Please rewrite the items from the start through the line containing "text block 2 [368, 624, 587, 702]", swapping "panel" for "frame" and leaving everything else unchanged.

— begin Record extracts —

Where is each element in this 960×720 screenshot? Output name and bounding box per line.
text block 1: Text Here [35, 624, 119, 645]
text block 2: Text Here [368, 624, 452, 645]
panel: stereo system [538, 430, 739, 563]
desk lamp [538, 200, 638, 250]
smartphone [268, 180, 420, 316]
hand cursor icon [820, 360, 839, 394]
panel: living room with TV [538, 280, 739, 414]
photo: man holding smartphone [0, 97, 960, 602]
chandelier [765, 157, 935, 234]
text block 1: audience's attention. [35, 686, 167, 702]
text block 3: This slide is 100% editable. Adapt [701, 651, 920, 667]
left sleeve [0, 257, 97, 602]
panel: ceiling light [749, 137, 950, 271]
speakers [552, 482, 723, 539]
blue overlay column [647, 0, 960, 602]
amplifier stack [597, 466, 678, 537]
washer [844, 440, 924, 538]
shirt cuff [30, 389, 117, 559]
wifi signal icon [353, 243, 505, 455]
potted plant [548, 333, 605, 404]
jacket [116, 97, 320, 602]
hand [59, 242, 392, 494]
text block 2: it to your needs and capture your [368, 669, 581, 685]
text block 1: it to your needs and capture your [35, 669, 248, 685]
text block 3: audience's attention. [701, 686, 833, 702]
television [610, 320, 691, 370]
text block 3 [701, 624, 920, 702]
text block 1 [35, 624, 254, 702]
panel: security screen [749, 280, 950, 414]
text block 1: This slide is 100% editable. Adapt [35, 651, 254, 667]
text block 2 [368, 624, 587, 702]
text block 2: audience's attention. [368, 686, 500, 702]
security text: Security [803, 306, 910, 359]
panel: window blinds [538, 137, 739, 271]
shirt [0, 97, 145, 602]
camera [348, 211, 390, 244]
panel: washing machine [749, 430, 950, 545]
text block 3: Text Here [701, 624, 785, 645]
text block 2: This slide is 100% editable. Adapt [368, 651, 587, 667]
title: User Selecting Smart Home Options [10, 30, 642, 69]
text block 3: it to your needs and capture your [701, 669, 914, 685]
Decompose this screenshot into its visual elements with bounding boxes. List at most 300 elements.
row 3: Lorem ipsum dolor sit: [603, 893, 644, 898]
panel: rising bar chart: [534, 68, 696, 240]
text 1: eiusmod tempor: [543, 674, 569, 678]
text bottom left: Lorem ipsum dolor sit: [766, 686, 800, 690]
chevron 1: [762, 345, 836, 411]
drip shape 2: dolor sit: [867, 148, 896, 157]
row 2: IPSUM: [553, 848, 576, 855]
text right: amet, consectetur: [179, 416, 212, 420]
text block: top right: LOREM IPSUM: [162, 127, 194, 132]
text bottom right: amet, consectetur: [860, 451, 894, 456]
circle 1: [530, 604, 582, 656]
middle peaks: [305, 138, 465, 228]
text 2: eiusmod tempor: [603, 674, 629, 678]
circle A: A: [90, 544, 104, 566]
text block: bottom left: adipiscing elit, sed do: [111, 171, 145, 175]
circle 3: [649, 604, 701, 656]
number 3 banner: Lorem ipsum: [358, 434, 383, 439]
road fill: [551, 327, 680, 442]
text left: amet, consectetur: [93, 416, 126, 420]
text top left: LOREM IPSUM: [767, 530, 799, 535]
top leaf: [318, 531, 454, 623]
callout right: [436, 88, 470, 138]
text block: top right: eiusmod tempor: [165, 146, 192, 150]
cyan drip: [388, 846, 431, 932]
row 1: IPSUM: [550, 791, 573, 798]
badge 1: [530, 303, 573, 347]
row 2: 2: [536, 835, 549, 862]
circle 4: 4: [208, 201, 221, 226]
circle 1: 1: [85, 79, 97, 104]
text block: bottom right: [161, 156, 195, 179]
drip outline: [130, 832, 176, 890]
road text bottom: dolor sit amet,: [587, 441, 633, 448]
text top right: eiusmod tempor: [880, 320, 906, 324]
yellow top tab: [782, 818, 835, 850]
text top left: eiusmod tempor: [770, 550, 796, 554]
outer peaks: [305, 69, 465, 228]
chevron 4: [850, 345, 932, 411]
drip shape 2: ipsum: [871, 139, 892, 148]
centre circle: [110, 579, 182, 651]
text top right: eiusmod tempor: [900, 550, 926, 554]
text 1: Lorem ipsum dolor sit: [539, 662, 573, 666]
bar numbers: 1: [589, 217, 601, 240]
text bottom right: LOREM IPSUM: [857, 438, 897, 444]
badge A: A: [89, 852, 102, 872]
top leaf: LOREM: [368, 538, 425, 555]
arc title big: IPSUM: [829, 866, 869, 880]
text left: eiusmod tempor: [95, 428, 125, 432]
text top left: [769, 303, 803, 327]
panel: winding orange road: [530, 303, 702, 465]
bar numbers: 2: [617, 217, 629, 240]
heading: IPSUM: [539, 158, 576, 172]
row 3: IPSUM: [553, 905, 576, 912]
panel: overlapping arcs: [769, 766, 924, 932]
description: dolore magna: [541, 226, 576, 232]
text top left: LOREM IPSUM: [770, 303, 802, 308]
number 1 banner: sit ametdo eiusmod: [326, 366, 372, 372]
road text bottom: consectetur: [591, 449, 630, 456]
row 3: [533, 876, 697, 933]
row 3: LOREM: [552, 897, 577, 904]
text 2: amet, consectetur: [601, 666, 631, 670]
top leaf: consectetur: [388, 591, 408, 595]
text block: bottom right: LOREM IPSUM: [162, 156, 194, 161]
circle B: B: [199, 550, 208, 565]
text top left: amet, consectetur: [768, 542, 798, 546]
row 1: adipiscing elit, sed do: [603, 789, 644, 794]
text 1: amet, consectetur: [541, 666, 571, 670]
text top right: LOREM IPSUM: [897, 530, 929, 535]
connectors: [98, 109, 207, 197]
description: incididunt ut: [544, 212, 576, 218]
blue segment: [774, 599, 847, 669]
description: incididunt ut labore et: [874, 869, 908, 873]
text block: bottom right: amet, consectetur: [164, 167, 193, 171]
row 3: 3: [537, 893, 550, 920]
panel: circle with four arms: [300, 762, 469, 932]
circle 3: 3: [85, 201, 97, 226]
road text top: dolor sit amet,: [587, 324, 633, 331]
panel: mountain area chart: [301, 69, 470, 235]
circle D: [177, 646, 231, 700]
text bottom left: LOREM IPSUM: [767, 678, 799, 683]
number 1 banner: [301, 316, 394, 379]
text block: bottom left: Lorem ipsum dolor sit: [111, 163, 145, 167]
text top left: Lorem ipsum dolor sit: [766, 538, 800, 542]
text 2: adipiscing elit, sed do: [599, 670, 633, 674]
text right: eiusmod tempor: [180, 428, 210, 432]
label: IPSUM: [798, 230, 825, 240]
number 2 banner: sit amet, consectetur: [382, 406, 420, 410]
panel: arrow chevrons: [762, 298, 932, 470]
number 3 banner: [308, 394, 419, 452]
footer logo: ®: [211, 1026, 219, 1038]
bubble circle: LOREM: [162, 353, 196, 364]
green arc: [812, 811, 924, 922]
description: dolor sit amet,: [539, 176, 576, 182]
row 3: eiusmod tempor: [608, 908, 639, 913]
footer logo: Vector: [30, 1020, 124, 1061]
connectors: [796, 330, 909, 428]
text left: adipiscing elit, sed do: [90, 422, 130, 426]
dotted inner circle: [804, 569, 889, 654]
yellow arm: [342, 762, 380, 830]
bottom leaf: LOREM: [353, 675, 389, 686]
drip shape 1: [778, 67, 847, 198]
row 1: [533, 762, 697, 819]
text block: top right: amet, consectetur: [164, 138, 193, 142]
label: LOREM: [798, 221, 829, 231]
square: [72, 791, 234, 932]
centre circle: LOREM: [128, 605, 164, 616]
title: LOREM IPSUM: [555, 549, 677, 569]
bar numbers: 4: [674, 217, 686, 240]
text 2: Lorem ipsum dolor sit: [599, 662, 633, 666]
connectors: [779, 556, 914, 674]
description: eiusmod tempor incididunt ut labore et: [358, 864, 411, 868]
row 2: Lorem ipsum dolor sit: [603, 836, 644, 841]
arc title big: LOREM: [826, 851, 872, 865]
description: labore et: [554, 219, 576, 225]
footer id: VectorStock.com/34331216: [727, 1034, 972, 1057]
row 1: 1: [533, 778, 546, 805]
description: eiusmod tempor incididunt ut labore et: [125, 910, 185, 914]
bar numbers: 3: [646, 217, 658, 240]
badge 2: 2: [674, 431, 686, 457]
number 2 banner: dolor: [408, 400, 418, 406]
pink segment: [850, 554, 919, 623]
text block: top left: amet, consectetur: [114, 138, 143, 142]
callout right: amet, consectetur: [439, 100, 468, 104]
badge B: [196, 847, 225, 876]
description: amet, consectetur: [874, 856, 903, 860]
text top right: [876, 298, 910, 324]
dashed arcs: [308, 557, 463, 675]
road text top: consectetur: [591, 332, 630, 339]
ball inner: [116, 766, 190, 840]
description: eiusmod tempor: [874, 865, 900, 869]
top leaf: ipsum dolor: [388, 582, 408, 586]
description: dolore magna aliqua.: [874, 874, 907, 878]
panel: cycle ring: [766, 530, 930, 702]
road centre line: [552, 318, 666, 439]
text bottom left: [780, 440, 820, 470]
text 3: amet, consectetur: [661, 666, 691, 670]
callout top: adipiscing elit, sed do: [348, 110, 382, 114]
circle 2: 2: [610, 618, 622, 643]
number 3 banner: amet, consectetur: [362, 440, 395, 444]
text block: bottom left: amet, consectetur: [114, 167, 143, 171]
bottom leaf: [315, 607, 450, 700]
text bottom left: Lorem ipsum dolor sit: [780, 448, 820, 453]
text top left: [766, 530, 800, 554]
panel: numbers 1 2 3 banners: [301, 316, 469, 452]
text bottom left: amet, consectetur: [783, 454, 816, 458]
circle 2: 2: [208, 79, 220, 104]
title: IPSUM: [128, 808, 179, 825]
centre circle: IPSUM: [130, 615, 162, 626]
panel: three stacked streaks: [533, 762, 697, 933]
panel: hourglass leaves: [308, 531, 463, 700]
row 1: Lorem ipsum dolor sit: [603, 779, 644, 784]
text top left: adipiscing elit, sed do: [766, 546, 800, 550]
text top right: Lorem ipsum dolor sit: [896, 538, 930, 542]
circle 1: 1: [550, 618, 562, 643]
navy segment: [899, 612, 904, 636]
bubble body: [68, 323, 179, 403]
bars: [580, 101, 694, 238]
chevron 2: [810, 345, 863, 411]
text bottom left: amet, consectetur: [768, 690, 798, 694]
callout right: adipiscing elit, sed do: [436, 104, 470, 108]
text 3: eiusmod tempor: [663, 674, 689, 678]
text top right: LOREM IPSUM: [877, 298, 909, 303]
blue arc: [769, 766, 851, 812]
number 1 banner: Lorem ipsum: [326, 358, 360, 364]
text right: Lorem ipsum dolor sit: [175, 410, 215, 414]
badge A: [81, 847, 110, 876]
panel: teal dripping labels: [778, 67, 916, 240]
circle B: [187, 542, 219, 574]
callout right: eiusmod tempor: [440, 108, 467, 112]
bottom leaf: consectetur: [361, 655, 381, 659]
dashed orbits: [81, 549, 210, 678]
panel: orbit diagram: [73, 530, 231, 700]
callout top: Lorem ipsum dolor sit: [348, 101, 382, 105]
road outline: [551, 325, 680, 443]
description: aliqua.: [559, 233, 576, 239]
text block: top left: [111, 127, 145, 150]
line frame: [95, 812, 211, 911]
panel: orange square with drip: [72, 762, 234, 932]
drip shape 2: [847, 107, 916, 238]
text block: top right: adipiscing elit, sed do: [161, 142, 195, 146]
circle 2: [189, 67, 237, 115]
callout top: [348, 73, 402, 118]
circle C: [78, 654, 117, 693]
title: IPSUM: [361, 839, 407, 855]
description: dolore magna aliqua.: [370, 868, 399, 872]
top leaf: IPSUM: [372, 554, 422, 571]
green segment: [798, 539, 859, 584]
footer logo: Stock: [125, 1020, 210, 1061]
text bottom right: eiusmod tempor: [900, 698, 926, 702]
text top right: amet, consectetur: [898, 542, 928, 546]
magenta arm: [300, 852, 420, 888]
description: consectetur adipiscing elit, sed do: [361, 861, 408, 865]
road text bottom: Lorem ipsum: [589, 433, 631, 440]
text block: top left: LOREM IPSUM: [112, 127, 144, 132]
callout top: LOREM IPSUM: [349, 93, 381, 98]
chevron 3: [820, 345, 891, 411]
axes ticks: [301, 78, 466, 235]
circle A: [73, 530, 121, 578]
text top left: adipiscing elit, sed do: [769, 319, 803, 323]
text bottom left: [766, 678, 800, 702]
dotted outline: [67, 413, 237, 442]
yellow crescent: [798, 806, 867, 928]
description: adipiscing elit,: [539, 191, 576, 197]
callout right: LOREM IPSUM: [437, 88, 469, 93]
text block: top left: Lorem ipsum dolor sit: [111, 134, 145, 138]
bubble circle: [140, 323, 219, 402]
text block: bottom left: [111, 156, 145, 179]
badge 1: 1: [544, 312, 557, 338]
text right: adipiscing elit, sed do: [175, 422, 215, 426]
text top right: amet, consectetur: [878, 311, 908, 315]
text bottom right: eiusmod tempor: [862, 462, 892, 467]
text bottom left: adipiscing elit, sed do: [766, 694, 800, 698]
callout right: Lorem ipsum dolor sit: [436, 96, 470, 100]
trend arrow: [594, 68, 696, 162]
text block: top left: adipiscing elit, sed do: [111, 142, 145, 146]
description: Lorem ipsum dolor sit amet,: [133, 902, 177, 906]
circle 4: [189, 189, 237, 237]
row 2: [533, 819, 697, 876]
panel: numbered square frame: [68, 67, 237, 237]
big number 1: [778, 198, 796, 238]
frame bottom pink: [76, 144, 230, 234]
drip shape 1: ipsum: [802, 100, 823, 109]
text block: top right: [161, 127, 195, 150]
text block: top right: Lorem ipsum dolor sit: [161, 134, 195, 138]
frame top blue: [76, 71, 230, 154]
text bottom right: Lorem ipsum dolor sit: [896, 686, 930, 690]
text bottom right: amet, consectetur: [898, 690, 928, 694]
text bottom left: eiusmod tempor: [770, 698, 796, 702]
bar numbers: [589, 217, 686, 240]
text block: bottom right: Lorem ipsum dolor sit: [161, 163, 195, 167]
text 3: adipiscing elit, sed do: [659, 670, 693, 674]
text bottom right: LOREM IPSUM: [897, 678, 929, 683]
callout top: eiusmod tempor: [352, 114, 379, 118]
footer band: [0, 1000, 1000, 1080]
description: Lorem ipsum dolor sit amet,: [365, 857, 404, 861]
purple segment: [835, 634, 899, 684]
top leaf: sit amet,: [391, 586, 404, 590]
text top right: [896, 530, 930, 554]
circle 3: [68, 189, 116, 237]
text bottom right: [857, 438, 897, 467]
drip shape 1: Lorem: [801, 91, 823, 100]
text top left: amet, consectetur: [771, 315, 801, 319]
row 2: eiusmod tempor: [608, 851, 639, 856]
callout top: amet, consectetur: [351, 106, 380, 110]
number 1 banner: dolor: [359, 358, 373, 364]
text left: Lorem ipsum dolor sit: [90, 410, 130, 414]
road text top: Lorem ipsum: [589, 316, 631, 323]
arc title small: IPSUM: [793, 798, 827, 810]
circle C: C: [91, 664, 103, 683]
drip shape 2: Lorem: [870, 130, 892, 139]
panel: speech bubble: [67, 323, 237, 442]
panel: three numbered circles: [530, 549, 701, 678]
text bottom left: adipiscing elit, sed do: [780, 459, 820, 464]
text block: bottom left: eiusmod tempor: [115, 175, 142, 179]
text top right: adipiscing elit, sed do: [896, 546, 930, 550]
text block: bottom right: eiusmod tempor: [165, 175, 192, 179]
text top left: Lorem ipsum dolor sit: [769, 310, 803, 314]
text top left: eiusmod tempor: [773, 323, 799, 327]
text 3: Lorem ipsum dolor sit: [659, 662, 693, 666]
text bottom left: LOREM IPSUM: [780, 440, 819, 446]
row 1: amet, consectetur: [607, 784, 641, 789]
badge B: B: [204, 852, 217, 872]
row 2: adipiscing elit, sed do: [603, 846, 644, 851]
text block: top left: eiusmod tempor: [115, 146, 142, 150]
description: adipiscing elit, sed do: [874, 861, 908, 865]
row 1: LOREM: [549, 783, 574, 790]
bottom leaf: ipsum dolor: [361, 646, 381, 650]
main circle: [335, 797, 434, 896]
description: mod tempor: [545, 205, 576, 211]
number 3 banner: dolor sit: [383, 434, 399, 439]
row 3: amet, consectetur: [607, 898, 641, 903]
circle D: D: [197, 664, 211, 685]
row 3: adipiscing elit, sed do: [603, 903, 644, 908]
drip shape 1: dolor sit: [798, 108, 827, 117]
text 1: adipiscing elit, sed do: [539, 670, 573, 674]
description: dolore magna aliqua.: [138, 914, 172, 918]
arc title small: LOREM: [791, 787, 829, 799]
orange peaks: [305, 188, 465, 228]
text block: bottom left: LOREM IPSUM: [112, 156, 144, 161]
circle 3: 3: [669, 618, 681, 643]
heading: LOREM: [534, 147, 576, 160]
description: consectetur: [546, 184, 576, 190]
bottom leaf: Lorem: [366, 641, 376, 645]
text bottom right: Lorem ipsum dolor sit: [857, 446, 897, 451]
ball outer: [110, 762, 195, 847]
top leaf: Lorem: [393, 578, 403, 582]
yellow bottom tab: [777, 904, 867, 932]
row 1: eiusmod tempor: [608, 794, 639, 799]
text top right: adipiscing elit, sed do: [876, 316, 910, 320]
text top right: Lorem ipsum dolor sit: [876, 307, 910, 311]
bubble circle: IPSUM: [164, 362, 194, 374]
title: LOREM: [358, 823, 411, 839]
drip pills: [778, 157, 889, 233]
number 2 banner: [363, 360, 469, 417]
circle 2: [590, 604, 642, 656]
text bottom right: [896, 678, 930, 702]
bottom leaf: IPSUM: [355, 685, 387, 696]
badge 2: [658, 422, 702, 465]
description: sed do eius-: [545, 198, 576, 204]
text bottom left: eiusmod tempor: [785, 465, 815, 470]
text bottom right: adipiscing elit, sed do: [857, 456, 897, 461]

— end Record extracts —

Task answer.
Where is each element in this 960×720 screenshot? Output name and bounding box per line.
text block 1: Text Here [35, 624, 119, 645]
text block 2: Text Here [368, 624, 452, 645]
frame: stereo system [538, 430, 739, 563]
desk lamp [538, 200, 638, 250]
smartphone [268, 180, 420, 316]
hand cursor icon [820, 360, 839, 394]
frame: living room with TV [538, 280, 739, 414]
photo: man holding smartphone [0, 97, 960, 602]
chandelier [765, 157, 935, 234]
text block 1: audience's attention. [35, 686, 167, 702]
text block 3: This slide is 100% editable. Adapt [701, 651, 920, 667]
left sleeve [0, 257, 97, 602]
frame: ceiling light [749, 137, 950, 271]
speakers [552, 482, 723, 539]
blue overlay column [647, 0, 960, 602]
amplifier stack [597, 466, 678, 537]
washer [844, 440, 924, 538]
shirt cuff [30, 389, 117, 559]
wifi signal icon [353, 243, 505, 455]
potted plant [548, 333, 605, 404]
jacket [116, 97, 320, 602]
hand [59, 242, 392, 494]
text block 2: it to your needs and capture your [368, 669, 581, 685]
text block 1: it to your needs and capture your [35, 669, 248, 685]
text block 3: audience's attention. [701, 686, 833, 702]
television [610, 320, 691, 370]
text block 3 [701, 624, 920, 702]
text block 1 [35, 624, 254, 702]
frame: security screen [749, 280, 950, 414]
text block 1: This slide is 100% editable. Adapt [35, 651, 254, 667]
text block 2 [368, 624, 587, 702]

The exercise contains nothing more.